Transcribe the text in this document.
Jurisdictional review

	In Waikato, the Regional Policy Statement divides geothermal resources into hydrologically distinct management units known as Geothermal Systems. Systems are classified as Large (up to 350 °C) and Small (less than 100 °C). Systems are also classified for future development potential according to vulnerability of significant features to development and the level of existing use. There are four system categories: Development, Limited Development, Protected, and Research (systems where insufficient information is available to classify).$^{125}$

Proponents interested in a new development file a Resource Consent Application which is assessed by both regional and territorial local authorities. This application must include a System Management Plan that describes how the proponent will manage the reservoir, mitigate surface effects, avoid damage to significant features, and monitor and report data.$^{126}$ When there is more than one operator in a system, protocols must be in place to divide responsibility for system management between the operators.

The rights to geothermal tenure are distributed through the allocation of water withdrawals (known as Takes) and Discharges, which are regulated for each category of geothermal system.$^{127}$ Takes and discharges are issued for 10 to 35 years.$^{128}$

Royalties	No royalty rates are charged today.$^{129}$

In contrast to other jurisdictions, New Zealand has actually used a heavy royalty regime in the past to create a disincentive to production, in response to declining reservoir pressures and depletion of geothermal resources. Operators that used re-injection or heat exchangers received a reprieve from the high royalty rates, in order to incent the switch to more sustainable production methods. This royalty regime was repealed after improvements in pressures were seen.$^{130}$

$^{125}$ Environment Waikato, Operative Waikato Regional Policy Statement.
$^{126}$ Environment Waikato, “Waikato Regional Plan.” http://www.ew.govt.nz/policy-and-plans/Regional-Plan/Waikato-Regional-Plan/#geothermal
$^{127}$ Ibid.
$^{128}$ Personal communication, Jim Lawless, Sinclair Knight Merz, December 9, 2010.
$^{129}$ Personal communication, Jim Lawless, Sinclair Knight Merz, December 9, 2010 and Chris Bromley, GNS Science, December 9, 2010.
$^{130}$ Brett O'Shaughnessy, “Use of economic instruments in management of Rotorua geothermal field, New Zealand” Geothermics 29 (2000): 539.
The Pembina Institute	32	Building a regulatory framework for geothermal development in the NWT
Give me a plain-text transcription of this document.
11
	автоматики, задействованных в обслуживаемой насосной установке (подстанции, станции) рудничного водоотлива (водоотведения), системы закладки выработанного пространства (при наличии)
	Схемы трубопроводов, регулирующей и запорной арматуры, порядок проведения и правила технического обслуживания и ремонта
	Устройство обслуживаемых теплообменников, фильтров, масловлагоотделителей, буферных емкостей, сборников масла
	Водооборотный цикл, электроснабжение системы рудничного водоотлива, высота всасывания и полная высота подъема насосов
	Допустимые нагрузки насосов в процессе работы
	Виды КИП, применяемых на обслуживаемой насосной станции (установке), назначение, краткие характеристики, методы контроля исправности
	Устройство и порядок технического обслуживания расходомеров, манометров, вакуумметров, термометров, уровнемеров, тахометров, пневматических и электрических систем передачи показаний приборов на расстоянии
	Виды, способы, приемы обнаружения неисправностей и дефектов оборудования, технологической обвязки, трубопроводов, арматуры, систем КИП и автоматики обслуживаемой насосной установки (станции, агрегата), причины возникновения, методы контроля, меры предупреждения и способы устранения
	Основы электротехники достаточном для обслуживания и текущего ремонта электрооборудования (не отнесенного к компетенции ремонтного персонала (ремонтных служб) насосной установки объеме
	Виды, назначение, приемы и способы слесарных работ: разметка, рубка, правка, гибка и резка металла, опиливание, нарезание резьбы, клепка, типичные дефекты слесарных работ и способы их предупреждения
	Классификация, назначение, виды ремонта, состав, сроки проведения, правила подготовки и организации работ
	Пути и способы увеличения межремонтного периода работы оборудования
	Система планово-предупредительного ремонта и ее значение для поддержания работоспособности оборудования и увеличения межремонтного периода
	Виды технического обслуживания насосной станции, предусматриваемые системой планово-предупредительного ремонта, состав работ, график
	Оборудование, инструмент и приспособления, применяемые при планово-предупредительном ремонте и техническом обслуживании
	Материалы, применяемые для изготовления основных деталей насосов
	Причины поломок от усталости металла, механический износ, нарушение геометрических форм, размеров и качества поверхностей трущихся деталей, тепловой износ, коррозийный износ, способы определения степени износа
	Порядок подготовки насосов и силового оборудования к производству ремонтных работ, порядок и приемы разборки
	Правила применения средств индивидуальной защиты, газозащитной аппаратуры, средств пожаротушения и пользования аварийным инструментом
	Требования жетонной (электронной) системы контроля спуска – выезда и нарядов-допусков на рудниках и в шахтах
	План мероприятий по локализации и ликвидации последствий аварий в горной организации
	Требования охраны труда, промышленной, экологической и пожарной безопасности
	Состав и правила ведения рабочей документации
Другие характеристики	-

****************

The task
Give all the entries again exactly; leave none out.

Written answer
Transcribe the text in this document.
Jurisdictional review

	In Waikato, the Regional Policy Statement divides geothermal resources into hydrologically distinct management units known as Geothermal Systems. Systems are classified as Large (up to 350 °C) and Small (less than 100 °C). Systems are also classified for future development potential according to vulnerability of significant features to development and the level of existing use. There are four system categories: Development, Limited Development, Protected, and Research (systems where insufficient information is available to classify).$^{125}$

Proponents interested in a new development file a Resource Consent Application which is assessed by both regional and territorial local authorities. This application must include a System Management Plan that describes how the proponent will manage the reservoir, mitigate surface effects, avoid damage to significant features, and monitor and report data.$^{126}$ When there is more than one operator in a system, protocols must be in place to divide responsibility for system management between the operators.

The rights to geothermal tenure are distributed through the allocation of water withdrawals (known as Takes) and Discharges, which are regulated for each category of geothermal system.$^{127}$ Takes and discharges are issued for 10 to 35 years.$^{128}$

Royalties	No royalty rates are charged today.$^{129}$

In contrast to other jurisdictions, New Zealand has actually used a heavy royalty regime in the past to create a disincentive to production, in response to declining reservoir pressures and depletion of geothermal resources. Operators that used re-injection or heat exchangers received a reprieve from the high royalty rates, in order to incent the switch to more sustainable production methods. This royalty regime was repealed after improvements in pressures were seen.$^{130}$

$^{125}$ Environment Waikato, Operative Waikato Regional Policy Statement.
$^{126}$ Environment Waikato, “Waikato Regional Plan.” http://www.ew.govt.nz/policy-and-plans/Regional-Plan/Waikato-Regional-Plan/#geothermal
$^{127}$ Ibid.
$^{128}$ Personal communication, Jim Lawless, Sinclair Knight Merz, December 9, 2010.
$^{129}$ Personal communication, Jim Lawless, Sinclair Knight Merz, December 9, 2010 and Chris Bromley, GNS Science, December 9, 2010.
$^{130}$ Brett O'Shaughnessy, “Use of economic instruments in management of Rotorua geothermal field, New Zealand” Geothermics 29 (2000): 539.
The Pembina Institute	32	Building a regulatory framework for geothermal development in the NWT
Give me a plain-text transcription of this document.
11
	автоматики, задействованных в обслуживаемой насосной установке (подстанции, станции) рудничного водоотлива (водоотведения), системы закладки выработанного пространства (при наличии)
	Схемы трубопроводов, регулирующей и запорной арматуры, порядок проведения и правила технического обслуживания и ремонта
	Устройство обслуживаемых теплообменников, фильтров, масловлагоотделителей, буферных емкостей, сборников масла
	Водооборотный цикл, электроснабжение системы рудничного водоотлива, высота всасывания и полная высота подъема насосов
	Допустимые нагрузки насосов в процессе работы
	Виды КИП, применяемых на обслуживаемой насосной станции (установке), назначение, краткие характеристики, методы контроля исправности
	Устройство и порядок технического обслуживания расходомеров, манометров, вакуумметров, термометров, уровнемеров, тахометров, пневматических и электрических систем передачи показаний приборов на расстоянии
	Виды, способы, приемы обнаружения неисправностей и дефектов оборудования, технологической обвязки, трубопроводов, арматуры, систем КИП и автоматики обслуживаемой насосной установки (станции, агрегата), причины возникновения, методы контроля, меры предупреждения и способы устранения
	Основы электротехники достаточном для обслуживания и текущего ремонта электрооборудования (не отнесенного к компетенции ремонтного персонала (ремонтных служб) насосной установки объеме
	Виды, назначение, приемы и способы слесарных работ: разметка, рубка, правка, гибка и резка металла, опиливание, нарезание резьбы, клепка, типичные дефекты слесарных работ и способы их предупреждения
	Классификация, назначение, виды ремонта, состав, сроки проведения, правила подготовки и организации работ
	Пути и способы увеличения межремонтного периода работы оборудования
	Система планово-предупредительного ремонта и ее значение для поддержания работоспособности оборудования и увеличения межремонтного периода
	Виды технического обслуживания насосной станции, предусматриваемые системой планово-предупредительного ремонта, состав работ, график
	Оборудование, инструмент и приспособления, применяемые при планово-предупредительном ремонте и техническом обслуживании
	Материалы, применяемые для изготовления основных деталей насосов
	Причины поломок от усталости металла, механический износ, нарушение геометрических форм, размеров и качества поверхностей трущихся деталей, тепловой износ, коррозийный износ, способы определения степени износа
	Порядок подготовки насосов и силового оборудования к производству ремонтных работ, порядок и приемы разборки
	Правила применения средств индивидуальной защиты, газозащитной аппаратуры, средств пожаротушения и пользования аварийным инструментом
	Требования жетонной (электронной) системы контроля спуска – выезда и нарядов-допусков на рудниках и в шахтах
	План мероприятий по локализации и ликвидации последствий аварий в горной организации
	Требования охраны труда, промышленной, экологической и пожарной безопасности
	Состав и правила ведения рабочей документации
Другие характеристики	-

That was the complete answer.